■ WHAT IS EXPECTED ■
Transcribe verbatim every line from the line containing "Transcribe the text in this document." to the end of the entries, including both endpoints. Output nothing beyond those lines.

■ DATA TO PROCESS ■
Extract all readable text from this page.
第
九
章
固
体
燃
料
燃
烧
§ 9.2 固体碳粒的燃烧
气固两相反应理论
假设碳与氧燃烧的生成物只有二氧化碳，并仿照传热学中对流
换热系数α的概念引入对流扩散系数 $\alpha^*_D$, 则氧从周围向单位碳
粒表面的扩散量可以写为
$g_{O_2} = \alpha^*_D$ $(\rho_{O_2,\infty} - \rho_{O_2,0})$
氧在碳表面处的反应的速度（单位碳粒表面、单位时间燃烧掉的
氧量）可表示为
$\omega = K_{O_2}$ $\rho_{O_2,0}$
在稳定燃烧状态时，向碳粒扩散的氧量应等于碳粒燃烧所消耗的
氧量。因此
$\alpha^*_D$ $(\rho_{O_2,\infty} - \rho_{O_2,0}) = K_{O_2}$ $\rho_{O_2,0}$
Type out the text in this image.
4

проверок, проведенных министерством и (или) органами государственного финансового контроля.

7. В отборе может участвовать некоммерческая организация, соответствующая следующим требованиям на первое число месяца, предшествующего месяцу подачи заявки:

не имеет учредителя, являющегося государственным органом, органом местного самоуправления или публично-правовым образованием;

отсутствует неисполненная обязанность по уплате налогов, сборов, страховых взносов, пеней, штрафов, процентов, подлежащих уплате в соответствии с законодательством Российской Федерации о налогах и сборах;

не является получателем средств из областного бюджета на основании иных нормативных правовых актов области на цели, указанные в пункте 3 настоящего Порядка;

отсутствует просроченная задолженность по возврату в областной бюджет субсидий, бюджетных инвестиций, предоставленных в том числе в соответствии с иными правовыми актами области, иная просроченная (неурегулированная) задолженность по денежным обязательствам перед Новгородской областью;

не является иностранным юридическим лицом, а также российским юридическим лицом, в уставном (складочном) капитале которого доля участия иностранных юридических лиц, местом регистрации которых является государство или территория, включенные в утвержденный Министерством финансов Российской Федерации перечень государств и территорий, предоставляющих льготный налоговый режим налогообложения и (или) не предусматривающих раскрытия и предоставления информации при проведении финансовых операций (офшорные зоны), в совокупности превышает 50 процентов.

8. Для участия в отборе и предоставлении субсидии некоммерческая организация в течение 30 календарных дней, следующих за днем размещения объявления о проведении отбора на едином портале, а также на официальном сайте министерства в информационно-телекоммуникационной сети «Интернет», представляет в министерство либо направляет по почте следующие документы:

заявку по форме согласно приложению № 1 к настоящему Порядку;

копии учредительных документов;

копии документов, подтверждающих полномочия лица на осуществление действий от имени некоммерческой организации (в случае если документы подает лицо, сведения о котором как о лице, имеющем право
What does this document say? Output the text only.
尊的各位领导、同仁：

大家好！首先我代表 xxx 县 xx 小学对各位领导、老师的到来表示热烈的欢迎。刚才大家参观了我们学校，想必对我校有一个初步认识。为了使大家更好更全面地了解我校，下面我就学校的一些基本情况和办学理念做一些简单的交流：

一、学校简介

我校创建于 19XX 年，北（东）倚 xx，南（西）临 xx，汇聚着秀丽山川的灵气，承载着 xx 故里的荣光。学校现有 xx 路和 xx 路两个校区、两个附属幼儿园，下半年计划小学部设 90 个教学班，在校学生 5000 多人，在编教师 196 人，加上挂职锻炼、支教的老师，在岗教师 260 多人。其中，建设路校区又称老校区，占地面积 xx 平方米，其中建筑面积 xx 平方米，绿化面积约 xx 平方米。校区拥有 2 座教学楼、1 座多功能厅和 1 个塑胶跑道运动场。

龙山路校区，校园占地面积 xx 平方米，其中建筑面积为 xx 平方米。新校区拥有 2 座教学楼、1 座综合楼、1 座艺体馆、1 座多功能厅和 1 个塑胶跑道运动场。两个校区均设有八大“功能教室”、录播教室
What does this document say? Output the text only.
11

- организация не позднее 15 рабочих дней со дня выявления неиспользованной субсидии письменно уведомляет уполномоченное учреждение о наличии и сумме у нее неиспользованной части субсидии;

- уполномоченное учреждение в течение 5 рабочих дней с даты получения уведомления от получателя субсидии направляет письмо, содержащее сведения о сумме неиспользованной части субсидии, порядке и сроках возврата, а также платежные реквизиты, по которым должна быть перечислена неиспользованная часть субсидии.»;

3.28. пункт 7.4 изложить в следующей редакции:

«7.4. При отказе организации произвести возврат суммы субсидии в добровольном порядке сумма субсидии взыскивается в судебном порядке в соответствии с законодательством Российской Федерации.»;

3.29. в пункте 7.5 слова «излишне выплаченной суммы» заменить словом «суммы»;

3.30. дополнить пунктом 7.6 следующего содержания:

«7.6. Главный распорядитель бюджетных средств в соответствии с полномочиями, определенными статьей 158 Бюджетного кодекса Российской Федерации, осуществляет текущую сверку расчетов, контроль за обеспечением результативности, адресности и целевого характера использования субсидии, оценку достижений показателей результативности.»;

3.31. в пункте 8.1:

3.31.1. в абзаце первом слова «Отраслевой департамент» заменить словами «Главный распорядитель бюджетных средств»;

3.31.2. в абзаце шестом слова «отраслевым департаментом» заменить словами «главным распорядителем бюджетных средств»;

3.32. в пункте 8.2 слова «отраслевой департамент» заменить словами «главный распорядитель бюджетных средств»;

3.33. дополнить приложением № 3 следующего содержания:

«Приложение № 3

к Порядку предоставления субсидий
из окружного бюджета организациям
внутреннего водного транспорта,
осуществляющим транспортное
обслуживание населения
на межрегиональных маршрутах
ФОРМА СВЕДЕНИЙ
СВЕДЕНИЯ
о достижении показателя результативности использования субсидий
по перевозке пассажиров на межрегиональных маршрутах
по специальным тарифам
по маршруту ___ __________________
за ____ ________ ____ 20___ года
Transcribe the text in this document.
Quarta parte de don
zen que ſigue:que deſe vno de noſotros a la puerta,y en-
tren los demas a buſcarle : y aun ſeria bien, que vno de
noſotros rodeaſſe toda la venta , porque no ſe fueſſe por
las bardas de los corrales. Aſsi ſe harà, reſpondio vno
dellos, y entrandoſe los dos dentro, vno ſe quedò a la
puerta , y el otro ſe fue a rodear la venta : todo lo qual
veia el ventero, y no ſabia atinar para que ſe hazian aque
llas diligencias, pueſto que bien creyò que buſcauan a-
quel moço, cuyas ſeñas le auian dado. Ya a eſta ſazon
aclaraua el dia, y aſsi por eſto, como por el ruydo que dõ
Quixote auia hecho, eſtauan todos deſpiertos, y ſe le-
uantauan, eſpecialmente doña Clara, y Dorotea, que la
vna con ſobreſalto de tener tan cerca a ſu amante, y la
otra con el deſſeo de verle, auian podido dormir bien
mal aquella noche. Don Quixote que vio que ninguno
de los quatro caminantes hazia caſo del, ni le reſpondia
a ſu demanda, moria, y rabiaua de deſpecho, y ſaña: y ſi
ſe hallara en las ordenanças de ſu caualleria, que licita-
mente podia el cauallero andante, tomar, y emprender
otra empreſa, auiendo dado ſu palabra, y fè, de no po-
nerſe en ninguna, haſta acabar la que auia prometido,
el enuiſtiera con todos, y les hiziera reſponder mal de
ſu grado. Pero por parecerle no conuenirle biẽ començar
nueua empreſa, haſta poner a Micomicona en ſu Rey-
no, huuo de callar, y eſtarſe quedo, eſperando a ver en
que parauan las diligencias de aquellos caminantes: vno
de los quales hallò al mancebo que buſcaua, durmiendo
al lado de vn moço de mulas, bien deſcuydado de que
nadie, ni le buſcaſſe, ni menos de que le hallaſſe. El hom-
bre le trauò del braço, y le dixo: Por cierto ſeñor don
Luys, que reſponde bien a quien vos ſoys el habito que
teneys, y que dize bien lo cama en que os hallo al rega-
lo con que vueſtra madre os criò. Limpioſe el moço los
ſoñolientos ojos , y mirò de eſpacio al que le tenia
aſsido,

■ FINAL ANSWER ■
Transcribe the text in this document.
Quarta parte de don
zen que ſigue:que deſe vno de noſotros a la puerta,y en-
tren los demas a buſcarle : y aun ſeria bien, que vno de
noſotros rodeaſſe toda la venta , porque no ſe fueſſe por
las bardas de los corrales. Aſsi ſe harà, reſpondio vno
dellos, y entrandoſe los dos dentro, vno ſe quedò a la
puerta , y el otro ſe fue a rodear la venta : todo lo qual
veia el ventero, y no ſabia atinar para que ſe hazian aque
llas diligencias, pueſto que bien creyò que buſcauan a-
quel moço, cuyas ſeñas le auian dado. Ya a eſta ſazon
aclaraua el dia, y aſsi por eſto, como por el ruydo que dõ
Quixote auia hecho, eſtauan todos deſpiertos, y ſe le-
uantauan, eſpecialmente doña Clara, y Dorotea, que la
vna con ſobreſalto de tener tan cerca a ſu amante, y la
otra con el deſſeo de verle, auian podido dormir bien
mal aquella noche. Don Quixote que vio que ninguno
de los quatro caminantes hazia caſo del, ni le reſpondia
a ſu demanda, moria, y rabiaua de deſpecho, y ſaña: y ſi
ſe hallara en las ordenanças de ſu caualleria, que licita-
mente podia el cauallero andante, tomar, y emprender
otra empreſa, auiendo dado ſu palabra, y fè, de no po-
nerſe en ninguna, haſta acabar la que auia prometido,
el enuiſtiera con todos, y les hiziera reſponder mal de
ſu grado. Pero por parecerle no conuenirle biẽ començar
nueua empreſa, haſta poner a Micomicona en ſu Rey-
no, huuo de callar, y eſtarſe quedo, eſperando a ver en
que parauan las diligencias de aquellos caminantes: vno
de los quales hallò al mancebo que buſcaua, durmiendo
al lado de vn moço de mulas, bien deſcuydado de que
nadie, ni le buſcaſſe, ni menos de que le hallaſſe. El hom-
bre le trauò del braço, y le dixo: Por cierto ſeñor don
Luys, que reſponde bien a quien vos ſoys el habito que
teneys, y que dize bien lo cama en que os hallo al rega-
lo con que vueſtra madre os criò. Limpioſe el moço los
ſoñolientos ojos , y mirò de eſpacio al que le tenia
aſsido,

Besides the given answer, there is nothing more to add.